Set problem: Gather every line below where "title" appears.
## BEGIN Source material
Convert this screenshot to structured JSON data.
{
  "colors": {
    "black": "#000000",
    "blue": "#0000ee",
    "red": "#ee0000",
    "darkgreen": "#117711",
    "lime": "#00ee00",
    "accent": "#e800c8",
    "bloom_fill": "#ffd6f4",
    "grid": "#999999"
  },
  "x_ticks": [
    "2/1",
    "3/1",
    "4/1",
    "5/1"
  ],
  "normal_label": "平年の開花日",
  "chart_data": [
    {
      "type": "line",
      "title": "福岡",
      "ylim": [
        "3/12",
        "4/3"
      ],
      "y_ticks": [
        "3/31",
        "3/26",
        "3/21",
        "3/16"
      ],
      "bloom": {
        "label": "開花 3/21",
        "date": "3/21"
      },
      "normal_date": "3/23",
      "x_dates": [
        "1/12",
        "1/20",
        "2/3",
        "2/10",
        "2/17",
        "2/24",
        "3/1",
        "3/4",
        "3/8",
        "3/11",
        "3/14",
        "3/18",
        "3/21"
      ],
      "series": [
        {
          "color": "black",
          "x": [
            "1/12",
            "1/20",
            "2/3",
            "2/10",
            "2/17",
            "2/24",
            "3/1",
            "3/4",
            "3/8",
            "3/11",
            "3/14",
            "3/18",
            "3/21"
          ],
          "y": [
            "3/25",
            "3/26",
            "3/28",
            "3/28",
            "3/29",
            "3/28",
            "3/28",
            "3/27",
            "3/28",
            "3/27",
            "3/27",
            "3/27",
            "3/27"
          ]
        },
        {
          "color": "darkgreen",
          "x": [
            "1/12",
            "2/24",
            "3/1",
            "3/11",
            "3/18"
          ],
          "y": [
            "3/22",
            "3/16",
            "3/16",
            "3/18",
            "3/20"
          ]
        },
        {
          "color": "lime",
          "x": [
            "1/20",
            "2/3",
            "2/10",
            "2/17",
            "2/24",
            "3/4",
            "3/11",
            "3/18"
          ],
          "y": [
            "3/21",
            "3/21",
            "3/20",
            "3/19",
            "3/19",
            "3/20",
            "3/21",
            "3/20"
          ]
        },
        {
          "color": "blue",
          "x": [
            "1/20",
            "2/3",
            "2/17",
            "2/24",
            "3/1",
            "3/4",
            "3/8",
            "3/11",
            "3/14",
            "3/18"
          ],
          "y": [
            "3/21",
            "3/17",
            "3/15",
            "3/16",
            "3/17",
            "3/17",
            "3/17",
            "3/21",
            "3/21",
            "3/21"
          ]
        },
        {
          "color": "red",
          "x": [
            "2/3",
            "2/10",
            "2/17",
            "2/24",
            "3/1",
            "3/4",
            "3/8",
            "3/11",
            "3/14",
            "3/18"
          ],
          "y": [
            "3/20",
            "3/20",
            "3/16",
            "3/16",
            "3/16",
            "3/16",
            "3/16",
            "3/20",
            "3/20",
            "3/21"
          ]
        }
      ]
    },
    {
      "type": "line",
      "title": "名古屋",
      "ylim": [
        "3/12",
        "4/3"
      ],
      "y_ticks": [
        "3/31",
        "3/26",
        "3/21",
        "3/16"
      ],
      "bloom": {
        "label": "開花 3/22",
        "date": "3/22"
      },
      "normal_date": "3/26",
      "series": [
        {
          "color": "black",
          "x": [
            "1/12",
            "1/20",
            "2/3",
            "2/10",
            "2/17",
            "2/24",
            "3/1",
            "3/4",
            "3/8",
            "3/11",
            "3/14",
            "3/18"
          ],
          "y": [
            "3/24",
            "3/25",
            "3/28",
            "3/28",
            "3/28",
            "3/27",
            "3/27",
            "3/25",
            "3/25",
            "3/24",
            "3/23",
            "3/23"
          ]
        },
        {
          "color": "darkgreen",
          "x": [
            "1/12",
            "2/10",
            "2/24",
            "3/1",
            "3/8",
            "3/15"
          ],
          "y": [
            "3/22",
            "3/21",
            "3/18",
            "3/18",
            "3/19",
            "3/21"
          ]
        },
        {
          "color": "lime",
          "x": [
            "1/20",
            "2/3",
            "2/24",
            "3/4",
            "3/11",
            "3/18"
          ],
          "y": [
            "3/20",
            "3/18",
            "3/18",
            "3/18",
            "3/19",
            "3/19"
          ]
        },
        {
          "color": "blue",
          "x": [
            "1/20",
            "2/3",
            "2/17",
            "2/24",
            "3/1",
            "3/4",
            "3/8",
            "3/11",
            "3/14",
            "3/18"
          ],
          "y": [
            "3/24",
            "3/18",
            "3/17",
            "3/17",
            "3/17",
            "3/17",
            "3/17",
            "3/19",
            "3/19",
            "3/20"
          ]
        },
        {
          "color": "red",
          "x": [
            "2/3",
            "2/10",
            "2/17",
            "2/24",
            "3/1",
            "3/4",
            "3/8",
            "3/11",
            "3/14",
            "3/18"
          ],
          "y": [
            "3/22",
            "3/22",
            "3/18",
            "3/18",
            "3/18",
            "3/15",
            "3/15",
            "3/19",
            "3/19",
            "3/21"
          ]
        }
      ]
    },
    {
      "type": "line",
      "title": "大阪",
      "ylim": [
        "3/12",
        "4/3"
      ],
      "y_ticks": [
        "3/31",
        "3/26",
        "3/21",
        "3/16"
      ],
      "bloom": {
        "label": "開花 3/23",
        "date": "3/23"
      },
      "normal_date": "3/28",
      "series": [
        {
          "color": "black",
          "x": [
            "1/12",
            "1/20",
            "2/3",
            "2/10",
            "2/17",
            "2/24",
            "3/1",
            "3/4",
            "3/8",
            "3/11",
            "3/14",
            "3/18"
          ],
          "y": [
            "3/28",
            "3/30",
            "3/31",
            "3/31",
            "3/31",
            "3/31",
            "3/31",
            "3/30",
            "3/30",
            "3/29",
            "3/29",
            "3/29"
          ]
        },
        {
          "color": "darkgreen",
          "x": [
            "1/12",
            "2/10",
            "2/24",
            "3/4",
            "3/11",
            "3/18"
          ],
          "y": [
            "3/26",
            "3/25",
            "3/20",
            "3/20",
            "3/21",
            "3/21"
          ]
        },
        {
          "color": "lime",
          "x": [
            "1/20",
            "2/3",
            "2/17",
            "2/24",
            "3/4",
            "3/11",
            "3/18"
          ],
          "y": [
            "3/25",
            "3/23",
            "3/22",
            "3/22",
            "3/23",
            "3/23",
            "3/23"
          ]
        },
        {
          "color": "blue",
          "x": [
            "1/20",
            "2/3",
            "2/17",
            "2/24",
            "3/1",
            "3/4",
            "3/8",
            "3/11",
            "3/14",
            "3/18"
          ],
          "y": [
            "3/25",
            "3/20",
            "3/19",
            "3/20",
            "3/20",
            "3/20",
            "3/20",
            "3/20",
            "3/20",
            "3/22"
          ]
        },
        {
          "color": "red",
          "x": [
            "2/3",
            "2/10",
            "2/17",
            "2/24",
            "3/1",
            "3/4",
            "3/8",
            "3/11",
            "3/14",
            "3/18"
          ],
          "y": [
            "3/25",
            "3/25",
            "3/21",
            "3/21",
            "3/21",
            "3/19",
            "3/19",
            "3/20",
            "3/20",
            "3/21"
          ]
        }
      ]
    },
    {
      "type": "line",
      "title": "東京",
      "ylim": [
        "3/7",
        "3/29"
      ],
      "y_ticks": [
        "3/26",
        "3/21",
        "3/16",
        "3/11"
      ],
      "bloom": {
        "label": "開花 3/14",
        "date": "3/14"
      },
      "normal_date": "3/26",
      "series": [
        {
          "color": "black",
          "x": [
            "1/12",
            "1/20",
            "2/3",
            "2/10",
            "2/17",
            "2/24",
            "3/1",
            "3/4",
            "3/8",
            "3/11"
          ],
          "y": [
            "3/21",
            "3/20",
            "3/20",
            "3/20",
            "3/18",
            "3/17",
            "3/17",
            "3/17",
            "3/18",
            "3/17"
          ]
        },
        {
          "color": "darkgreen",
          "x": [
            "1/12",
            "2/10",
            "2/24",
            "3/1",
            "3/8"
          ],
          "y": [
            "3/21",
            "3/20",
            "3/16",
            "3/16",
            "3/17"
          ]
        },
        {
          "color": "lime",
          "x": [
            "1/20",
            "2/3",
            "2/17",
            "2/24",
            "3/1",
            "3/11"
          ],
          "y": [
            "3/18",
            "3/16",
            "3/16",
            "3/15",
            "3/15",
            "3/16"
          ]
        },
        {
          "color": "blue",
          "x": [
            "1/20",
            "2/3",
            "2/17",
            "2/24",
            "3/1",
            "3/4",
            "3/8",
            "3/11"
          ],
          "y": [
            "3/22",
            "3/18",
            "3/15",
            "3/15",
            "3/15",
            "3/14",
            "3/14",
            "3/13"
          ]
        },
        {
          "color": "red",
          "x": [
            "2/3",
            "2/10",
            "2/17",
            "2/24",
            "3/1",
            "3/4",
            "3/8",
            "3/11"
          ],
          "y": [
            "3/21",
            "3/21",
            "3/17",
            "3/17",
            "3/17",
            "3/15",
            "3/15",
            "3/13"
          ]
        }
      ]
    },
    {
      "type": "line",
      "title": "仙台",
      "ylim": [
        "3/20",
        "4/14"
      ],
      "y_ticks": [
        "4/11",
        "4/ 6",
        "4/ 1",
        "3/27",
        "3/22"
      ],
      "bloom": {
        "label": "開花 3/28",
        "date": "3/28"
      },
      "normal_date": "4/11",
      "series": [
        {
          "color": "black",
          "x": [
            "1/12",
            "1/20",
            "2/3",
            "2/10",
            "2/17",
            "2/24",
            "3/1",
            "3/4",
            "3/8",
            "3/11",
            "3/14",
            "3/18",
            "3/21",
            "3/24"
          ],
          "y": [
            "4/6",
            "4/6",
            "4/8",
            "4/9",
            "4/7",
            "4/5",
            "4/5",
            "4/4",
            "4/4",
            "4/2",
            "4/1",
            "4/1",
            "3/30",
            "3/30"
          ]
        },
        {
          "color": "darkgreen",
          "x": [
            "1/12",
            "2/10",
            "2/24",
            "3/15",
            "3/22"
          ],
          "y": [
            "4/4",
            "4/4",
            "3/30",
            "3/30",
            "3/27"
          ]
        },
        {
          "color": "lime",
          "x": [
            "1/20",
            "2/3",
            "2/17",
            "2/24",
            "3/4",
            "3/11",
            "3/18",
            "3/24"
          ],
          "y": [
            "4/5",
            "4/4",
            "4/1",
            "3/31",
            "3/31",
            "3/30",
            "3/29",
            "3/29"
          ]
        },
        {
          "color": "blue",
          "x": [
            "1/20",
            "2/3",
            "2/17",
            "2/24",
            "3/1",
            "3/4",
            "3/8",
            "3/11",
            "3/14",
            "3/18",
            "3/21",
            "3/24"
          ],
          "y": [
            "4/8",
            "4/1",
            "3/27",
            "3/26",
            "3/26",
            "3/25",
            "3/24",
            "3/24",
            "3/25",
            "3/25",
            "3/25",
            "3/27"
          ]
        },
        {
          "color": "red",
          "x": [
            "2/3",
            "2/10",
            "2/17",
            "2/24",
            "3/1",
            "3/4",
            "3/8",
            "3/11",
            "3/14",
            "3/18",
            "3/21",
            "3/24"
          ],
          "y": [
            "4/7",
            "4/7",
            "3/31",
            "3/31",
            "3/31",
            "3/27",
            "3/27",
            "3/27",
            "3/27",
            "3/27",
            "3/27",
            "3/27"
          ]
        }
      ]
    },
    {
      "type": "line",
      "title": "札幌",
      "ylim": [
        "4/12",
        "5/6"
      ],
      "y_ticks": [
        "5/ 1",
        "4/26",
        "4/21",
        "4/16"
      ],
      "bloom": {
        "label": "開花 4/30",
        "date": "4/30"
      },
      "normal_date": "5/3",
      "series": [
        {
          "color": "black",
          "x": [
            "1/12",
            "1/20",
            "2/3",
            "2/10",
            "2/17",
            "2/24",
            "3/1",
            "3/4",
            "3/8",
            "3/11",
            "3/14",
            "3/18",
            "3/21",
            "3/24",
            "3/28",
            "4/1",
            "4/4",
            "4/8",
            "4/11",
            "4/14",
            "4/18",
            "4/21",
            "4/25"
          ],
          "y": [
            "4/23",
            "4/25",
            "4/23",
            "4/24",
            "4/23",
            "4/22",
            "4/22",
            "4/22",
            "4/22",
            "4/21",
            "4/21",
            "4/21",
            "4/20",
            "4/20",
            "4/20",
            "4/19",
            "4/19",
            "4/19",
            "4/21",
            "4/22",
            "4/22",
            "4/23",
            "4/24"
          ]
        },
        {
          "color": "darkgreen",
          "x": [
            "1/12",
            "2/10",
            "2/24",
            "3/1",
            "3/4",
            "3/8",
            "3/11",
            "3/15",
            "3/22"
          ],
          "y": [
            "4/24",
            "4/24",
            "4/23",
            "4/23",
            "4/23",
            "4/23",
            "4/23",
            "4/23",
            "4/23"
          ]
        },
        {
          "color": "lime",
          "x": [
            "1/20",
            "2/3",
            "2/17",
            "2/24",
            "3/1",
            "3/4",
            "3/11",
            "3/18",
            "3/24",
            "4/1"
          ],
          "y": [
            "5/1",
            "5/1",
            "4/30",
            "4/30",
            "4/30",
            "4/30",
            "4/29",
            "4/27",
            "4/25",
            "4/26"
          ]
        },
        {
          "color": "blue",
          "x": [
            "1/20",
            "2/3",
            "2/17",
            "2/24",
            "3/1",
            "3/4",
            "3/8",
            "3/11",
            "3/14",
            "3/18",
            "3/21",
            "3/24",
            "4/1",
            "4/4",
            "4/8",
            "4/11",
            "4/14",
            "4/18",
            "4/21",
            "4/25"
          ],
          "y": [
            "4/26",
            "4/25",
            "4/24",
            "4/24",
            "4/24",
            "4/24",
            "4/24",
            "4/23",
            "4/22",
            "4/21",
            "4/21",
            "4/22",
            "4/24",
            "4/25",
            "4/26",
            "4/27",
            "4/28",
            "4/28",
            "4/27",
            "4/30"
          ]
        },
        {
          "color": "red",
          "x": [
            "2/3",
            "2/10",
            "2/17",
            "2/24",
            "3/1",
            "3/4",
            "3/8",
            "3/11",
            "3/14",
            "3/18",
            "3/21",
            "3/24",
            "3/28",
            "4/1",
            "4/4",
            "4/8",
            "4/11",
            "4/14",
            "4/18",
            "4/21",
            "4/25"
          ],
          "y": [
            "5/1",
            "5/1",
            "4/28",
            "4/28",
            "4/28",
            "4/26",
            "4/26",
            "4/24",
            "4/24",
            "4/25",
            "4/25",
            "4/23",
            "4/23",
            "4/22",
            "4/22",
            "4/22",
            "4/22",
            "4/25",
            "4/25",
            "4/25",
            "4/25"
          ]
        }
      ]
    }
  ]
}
## END Source material
Solved exercise:
      "title": "福岡",
      "title": "名古屋",
      "title": "大阪",
      "title": "東京",
      "title": "仙台",
      "title": "札幌",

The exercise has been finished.